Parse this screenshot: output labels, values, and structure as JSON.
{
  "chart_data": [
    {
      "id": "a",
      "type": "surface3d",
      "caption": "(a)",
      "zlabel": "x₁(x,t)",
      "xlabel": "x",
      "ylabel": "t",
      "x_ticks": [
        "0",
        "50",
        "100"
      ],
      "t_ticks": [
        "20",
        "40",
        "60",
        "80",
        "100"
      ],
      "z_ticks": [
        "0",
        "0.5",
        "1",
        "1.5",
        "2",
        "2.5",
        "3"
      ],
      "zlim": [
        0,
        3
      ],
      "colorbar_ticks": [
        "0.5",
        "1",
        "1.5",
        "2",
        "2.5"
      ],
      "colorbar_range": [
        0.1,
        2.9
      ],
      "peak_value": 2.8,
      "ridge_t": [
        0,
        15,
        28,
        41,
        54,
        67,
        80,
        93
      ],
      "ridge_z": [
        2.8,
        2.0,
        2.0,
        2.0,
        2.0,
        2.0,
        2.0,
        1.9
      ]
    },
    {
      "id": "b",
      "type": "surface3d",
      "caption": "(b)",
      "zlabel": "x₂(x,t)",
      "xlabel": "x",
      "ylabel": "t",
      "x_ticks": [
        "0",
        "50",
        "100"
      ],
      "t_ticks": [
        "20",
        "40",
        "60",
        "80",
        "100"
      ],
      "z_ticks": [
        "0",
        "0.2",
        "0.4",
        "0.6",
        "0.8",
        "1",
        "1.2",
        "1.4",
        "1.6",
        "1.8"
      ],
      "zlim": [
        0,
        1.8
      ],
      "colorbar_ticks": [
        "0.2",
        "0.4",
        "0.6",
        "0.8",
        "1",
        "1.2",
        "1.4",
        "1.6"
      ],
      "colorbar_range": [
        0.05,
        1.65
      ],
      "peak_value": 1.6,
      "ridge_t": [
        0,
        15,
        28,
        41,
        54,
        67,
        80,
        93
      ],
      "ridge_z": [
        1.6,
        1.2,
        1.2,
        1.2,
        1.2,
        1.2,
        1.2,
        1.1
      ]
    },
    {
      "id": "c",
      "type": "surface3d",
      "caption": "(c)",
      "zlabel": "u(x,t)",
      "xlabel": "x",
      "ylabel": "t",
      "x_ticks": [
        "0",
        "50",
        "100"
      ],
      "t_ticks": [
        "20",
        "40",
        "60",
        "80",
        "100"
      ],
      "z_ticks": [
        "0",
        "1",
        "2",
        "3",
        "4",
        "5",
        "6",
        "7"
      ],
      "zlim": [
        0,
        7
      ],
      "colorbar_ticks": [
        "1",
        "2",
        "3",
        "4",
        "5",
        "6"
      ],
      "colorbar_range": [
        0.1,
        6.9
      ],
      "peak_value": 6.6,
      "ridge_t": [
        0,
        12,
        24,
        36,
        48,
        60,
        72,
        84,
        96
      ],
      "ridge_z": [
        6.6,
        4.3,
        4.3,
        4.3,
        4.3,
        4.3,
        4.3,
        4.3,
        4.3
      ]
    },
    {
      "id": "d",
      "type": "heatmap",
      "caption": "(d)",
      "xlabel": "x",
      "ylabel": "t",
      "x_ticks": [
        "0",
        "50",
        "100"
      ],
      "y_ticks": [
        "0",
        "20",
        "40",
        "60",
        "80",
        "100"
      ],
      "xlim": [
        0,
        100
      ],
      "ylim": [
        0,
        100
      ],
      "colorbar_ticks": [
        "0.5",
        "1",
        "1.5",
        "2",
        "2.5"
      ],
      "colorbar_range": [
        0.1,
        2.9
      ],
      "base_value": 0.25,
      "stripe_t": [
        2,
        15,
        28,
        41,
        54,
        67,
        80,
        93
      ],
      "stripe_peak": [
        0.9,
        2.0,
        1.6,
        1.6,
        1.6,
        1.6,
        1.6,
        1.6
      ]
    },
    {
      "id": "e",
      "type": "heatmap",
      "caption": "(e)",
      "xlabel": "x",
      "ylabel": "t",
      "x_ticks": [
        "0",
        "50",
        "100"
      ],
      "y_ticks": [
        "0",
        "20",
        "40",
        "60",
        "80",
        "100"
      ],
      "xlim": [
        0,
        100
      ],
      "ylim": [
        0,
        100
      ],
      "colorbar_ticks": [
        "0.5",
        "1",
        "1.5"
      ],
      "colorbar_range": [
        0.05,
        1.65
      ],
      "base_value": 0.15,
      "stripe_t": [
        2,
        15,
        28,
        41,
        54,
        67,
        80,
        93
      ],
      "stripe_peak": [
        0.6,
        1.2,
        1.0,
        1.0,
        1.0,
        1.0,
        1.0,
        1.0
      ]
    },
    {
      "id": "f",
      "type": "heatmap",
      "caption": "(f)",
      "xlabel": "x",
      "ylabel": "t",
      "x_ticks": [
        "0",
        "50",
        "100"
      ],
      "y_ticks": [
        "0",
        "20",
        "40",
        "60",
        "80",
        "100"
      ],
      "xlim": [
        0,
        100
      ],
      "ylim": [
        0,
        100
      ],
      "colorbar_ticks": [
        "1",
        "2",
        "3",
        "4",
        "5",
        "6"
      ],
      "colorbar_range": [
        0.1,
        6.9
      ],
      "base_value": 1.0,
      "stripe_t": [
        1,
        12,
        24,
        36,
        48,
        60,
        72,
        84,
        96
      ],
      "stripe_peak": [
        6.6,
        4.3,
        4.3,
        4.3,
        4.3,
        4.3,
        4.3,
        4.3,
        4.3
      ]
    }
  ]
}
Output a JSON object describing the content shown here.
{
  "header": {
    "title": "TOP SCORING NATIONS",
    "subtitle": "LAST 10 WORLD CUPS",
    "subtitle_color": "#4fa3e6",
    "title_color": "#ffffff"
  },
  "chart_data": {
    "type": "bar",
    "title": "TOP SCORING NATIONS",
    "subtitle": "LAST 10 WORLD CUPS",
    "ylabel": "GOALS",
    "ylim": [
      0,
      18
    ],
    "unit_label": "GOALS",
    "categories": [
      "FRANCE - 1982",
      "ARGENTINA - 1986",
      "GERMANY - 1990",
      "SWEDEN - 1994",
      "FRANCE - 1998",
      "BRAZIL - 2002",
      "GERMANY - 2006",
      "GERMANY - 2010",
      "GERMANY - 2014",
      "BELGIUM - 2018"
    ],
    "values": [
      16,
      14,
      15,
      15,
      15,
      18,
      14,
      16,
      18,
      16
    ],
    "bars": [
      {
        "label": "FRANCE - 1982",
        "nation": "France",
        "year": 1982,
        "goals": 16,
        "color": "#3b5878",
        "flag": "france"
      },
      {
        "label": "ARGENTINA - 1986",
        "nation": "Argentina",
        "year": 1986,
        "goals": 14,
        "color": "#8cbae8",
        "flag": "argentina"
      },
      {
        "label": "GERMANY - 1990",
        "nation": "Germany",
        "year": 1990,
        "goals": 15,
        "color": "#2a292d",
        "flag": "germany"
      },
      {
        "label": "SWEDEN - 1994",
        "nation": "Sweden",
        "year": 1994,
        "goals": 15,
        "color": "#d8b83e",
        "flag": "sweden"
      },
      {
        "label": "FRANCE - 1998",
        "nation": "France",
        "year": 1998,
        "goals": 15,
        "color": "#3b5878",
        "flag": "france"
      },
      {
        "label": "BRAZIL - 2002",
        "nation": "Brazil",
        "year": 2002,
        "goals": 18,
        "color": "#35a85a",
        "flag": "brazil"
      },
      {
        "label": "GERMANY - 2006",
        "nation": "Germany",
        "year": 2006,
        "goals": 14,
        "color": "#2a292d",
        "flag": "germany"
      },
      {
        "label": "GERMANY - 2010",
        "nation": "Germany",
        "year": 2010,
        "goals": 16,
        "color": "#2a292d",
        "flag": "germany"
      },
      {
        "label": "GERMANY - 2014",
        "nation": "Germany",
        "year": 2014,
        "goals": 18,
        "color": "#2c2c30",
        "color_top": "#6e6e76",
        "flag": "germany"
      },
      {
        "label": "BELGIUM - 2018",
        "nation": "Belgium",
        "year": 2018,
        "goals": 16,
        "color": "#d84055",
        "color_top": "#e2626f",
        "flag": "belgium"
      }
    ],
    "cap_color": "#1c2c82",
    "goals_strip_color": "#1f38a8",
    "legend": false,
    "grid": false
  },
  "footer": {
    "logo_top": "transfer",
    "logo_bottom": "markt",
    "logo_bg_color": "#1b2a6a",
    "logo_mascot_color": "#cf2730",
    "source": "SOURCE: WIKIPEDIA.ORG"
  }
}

____________________

Find the word "values" in the entries above and gather every line that holds it.

Parse this screenshot: output labels, values, and structure as JSON.
    "values": [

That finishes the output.